§ PROBLEM STATEMENT:
Look through the data for the string "وآسيا". Copy every line where it is found.

Figure record extracts:
───

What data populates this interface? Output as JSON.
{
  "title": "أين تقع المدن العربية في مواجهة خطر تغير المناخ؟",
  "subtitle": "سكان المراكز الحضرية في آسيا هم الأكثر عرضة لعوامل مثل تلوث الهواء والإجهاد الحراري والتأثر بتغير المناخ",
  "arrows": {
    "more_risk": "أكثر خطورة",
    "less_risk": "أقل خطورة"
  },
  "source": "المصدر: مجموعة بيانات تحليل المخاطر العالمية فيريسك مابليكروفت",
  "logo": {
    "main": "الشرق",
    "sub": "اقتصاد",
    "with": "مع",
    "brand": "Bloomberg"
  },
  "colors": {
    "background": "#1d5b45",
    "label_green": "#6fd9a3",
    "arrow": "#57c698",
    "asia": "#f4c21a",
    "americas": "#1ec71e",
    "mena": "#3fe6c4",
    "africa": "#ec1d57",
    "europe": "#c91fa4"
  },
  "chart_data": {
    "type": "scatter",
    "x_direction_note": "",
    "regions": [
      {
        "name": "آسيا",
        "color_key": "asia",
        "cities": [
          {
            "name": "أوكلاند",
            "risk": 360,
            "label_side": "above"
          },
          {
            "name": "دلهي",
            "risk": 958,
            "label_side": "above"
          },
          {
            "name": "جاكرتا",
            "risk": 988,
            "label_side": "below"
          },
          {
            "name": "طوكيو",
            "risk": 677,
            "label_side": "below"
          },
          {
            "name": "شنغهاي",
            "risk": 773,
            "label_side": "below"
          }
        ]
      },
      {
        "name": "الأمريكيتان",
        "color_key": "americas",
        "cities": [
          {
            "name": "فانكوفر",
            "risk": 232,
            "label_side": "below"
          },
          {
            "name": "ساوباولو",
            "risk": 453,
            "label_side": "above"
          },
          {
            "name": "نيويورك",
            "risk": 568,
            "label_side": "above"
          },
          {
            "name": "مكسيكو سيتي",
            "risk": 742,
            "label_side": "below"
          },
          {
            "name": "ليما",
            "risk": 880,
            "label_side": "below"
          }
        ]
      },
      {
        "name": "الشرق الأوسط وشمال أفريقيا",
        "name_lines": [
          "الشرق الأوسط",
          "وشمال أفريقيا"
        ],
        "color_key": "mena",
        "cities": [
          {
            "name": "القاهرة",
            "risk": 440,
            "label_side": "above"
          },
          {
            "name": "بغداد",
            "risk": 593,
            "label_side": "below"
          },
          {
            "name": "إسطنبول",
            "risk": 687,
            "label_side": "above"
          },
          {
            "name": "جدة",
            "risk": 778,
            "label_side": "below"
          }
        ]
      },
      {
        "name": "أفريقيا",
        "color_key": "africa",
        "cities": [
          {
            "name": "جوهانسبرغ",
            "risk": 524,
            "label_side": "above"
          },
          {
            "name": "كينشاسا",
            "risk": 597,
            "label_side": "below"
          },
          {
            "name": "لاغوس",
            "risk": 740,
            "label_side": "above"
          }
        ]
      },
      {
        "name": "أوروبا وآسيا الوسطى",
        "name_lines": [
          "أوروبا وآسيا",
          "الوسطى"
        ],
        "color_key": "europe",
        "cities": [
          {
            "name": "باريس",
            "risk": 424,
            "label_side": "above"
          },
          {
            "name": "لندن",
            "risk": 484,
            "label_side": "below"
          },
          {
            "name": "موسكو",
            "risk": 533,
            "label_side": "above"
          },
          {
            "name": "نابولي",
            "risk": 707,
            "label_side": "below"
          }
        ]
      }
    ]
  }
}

───

§ REPLY:
        "name": "أوروبا وآسيا الوسطى",
          "أوروبا وآسيا",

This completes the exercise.